## Given problem A
In the rows further down, write out verbatim every line starting with the line containing "172, 646, 554]" and going on through the line containing "172, 711, 554]", both included.

## Source passage
+ + + +
Stata Blogger?

Are you a Stata blogger? Join the aggregator!

Endogenous Binary Regressors


* Often times we are interested in estimating the effect of a binary endogenous regressor on a binary outcome variable.

* It is not obvious how to simulate data that will fit the criteria specifications that we desire.

* First let’s think about the standard IV setup.

* y = b0 + xb1 + wb2 + u
* w = g0 + zg1 + v

* With u and v distributed normally and independently of x, w, and z.

* We know this setup is generally not correct if either y is binary or w is binary .

* When y is binary we might choose to use a MLE probit estimator with the following assumptions:

* P(y=1) = normal(b0 + xb1 + wb2)
* P(w=1) = normal(g0 + zg1)

* However, it is not easy to generate data in this form.

* Instead we will generate data introducing endogeneity by use of an unobserved addative error.

clear
set obs 1000

gen z = rnormal()
  label var z “Exogenous instrument”

gen v = rnormal()
  label var v “Unobserved error”

gen wp = normal(-.5 + z*1.25 + 1*v)
  label var wp “Endogenous variable”

gen w = rbinomial(1, wp)

* The above equation should not be expected to estimate a coefficient of 1.25 on the z variable.
* This is because of the addative error term v which contributes to the implicit error of the normal CDF to create an error with a total variance of 1 + 1 = 2
* Thus, when the probit estimator is run it automatically scales the equation to be unit.
* We can discover consistent estimator by rescaling the coefficient on z to the true standard deviation.
di -.5/(2^.5)  ” for the constant”
di 1.25/(2^.5) ” for the coefficient on z”

gen x1 = rnormal()
  label var x1 “Exogenous variable”

probit w z
  * Pretty close estimates to what we expect.

gen yp = normal(1 + w*1.5 + x1 – (2^.5)*v)
  * Now we are including the v term in the generation of y in order to introduce an endogenous correlation between w and y.
  * We need to adjust our estimated coefficients.
  di “Variance of the unobserved =” 1^2 + 2^.5^2
  di “Standard deviation =” (1^2 + 2^.5^2)^.5
  di “Constant coefficient=” 1/(1^2 + 2^.5^2)^.5
  di “x coefficient=” 1/(1^2 + 2^.5^2)^.5
  local w_est =1.5/(1^2 + 2^.5^2)^.5
  di “w coefficient=” `w_est’

gen y = rbinomial(1, yp)

* First let’s see what happens if we neglect to make any effort at controlling for the endogeneity.
probit y w x1

test w= `w_est’

* Our estimate of the coefficient on w is way too small

* In order to estimate our relationship in a consistent manner we will use the biprobit command.
* This command effectively estimates two separate probit regressions with the allowance that the unobserved outcomes be correlated with the parameter /athrho.
+ + + +
## Given problem B
Give again verbatim the part of the endogenous binary regressors post starting with "label var x1" and going on through "between w and y.".

## Source data
+ + + +
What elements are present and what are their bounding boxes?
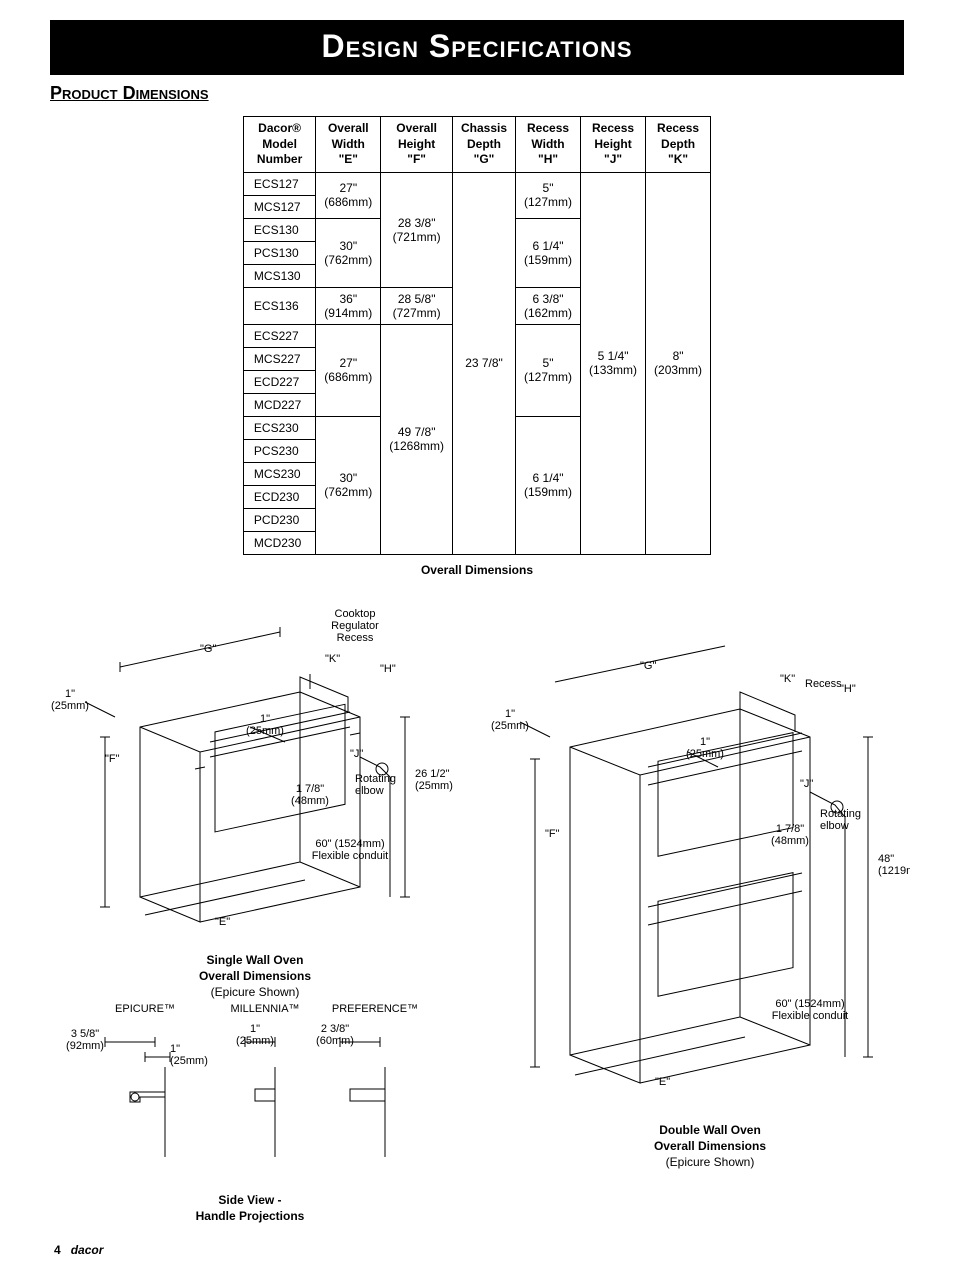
cell-j: 5 1/4"(133mm) [581, 172, 646, 554]
svg-text:"H": "H" [380, 663, 396, 675]
cell-h: 5"(127mm) [516, 324, 581, 416]
cell-e: 30"(762mm) [316, 218, 381, 287]
cell-model: MCS230 [243, 462, 315, 485]
cell-model: PCS130 [243, 241, 315, 264]
svg-text:"J": "J" [350, 748, 363, 760]
col-f: OverallHeight"F" [381, 117, 453, 173]
col-g: ChassisDepth"G" [452, 117, 515, 173]
col-model: Dacor®ModelNumber [243, 117, 315, 173]
cell-h: 6 3/8"(162mm) [516, 287, 581, 324]
cell-model: ECS230 [243, 416, 315, 439]
svg-text:"H": "H" [840, 683, 856, 695]
cell-k: 8"(203mm) [646, 172, 711, 554]
col-j: RecessHeight"J" [581, 117, 646, 173]
page-title: Design Specifications [50, 20, 904, 75]
double-oven-caption: Double Wall Oven Overall Dimensions (Epi… [610, 1122, 810, 1171]
svg-text:"E": "E" [655, 1076, 670, 1088]
section-heading: Product Dimensions [50, 83, 904, 104]
table-caption: Overall Dimensions [50, 563, 904, 577]
cell-h: 6 1/4"(159mm) [516, 416, 581, 554]
svg-text:26 1/2"(25mm): 26 1/2"(25mm) [415, 768, 453, 792]
cell-h: 6 1/4"(159mm) [516, 218, 581, 287]
cell-e: 30"(762mm) [316, 416, 381, 554]
cell-h: 5"(127mm) [516, 172, 581, 218]
handle-projections-diagram: EPICURE™ MILLENNIA™ PREFERENCE™ 3 5/8"(9… [50, 997, 450, 1187]
cell-f: 28 5/8"(727mm) [381, 287, 453, 324]
cell-e: 27"(686mm) [316, 172, 381, 218]
cell-f: 49 7/8"(1268mm) [381, 324, 453, 554]
svg-text:2 3/8"(60mm): 2 3/8"(60mm) [316, 1023, 354, 1047]
cell-model: MCD227 [243, 393, 315, 416]
cell-model: MCS130 [243, 264, 315, 287]
svg-text:PREFERENCE™: PREFERENCE™ [332, 1003, 418, 1015]
dimensions-table: Dacor®ModelNumber OverallWidth"E" Overal… [243, 116, 711, 555]
svg-text:1 7/8"(48mm): 1 7/8"(48mm) [291, 783, 329, 807]
col-k: RecessDepth"K" [646, 117, 711, 173]
cell-f: 28 3/8"(721mm) [381, 172, 453, 287]
cell-model: ECD227 [243, 370, 315, 393]
svg-text:1 7/8"(48mm): 1 7/8"(48mm) [771, 823, 809, 847]
cell-model: MCS227 [243, 347, 315, 370]
svg-text:1"(25mm): 1"(25mm) [170, 1043, 208, 1067]
svg-text:Recess: Recess [805, 678, 842, 690]
cell-model: MCD230 [243, 531, 315, 554]
svg-text:1"(25mm): 1"(25mm) [51, 688, 89, 712]
single-oven-diagram: "G" CooktopRegulatorRecess "K" "H" 1"(25… [50, 597, 460, 947]
single-oven-caption: Single Wall Oven Overall Dimensions (Epi… [50, 952, 460, 1001]
svg-text:EPICURE™: EPICURE™ [115, 1003, 175, 1015]
svg-text:"J": "J" [800, 778, 813, 790]
svg-text:60" (1524mm)Flexible conduit: 60" (1524mm)Flexible conduit [772, 998, 848, 1022]
svg-text:48"(1219mm): 48"(1219mm) [878, 853, 910, 877]
svg-text:CooktopRegulatorRecess: CooktopRegulatorRecess [331, 608, 379, 644]
svg-text:"G": "G" [200, 643, 216, 655]
cell-model: ECS136 [243, 287, 315, 324]
cell-model: ECS130 [243, 218, 315, 241]
cell-model: ECS127 [243, 172, 315, 195]
cell-model: PCS230 [243, 439, 315, 462]
svg-text:3 5/8"(92mm): 3 5/8"(92mm) [66, 1028, 104, 1052]
page-footer: 4dacor [50, 1243, 904, 1257]
cell-g: 23 7/8" [452, 172, 515, 554]
svg-text:"F": "F" [545, 828, 560, 840]
cell-model: ECD230 [243, 485, 315, 508]
svg-text:"E": "E" [215, 916, 230, 928]
svg-text:1"(25mm): 1"(25mm) [491, 708, 529, 732]
svg-text:"G": "G" [640, 660, 656, 672]
svg-text:1"(25mm): 1"(25mm) [686, 736, 724, 760]
svg-text:1"(25mm): 1"(25mm) [236, 1023, 274, 1047]
cell-e: 36"(914mm) [316, 287, 381, 324]
cell-e: 27"(686mm) [316, 324, 381, 416]
col-h: RecessWidth"H" [516, 117, 581, 173]
svg-text:"K": "K" [325, 653, 340, 665]
handle-caption: Side View - Handle Projections [50, 1192, 450, 1224]
svg-text:"K": "K" [780, 673, 795, 685]
double-oven-diagram: "G" "K" Recess "H" 1"(25mm) 1"(25mm) "F"… [490, 637, 910, 1117]
svg-text:MILLENNIA™: MILLENNIA™ [230, 1003, 299, 1015]
col-e: OverallWidth"E" [316, 117, 381, 173]
svg-text:60" (1524mm)Flexible conduit: 60" (1524mm)Flexible conduit [312, 838, 388, 862]
cell-model: MCS127 [243, 195, 315, 218]
svg-text:1"(25mm): 1"(25mm) [246, 713, 284, 737]
cell-model: ECS227 [243, 324, 315, 347]
cell-model: PCD230 [243, 508, 315, 531]
svg-text:"F": "F" [105, 753, 120, 765]
svg-text:Rotatingelbow: Rotatingelbow [820, 808, 861, 832]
+ + + +
## Exercise solution A
cell-j: 5 1/4"(133mm) [581, 172, 646, 554]
svg-text:"H": "H" [380, 663, 396, 675]
cell-h: 5"(127mm) [516, 324, 581, 416]
cell-e: 30"(762mm) [316, 218, 381, 287]
cell-model: MCS230 [243, 462, 315, 485]
cell-model: PCS130 [243, 241, 315, 264]
svg-text:"J": "J" [350, 748, 363, 760]
col-f: OverallHeight"F" [381, 117, 453, 173]
col-g: ChassisDepth"G" [452, 117, 515, 173]
col-model: Dacor®ModelNumber [243, 117, 315, 173]
cell-h: 6 3/8"(162mm) [516, 287, 581, 324]
cell-model: ECS230 [243, 416, 315, 439]
svg-text:"H": "H" [840, 683, 856, 695]
cell-k: 8"(203mm) [646, 172, 711, 554]

## Exercise solution B
label var x1 “Exogenous variable”

probit w z
  * Pretty close estimates to what we expect.

gen yp = normal(1 + w*1.5 + x1 – (2^.5)*v)
  * Now we are including the v term in the generation of y in order to introduce an endogenous correlation between w and y.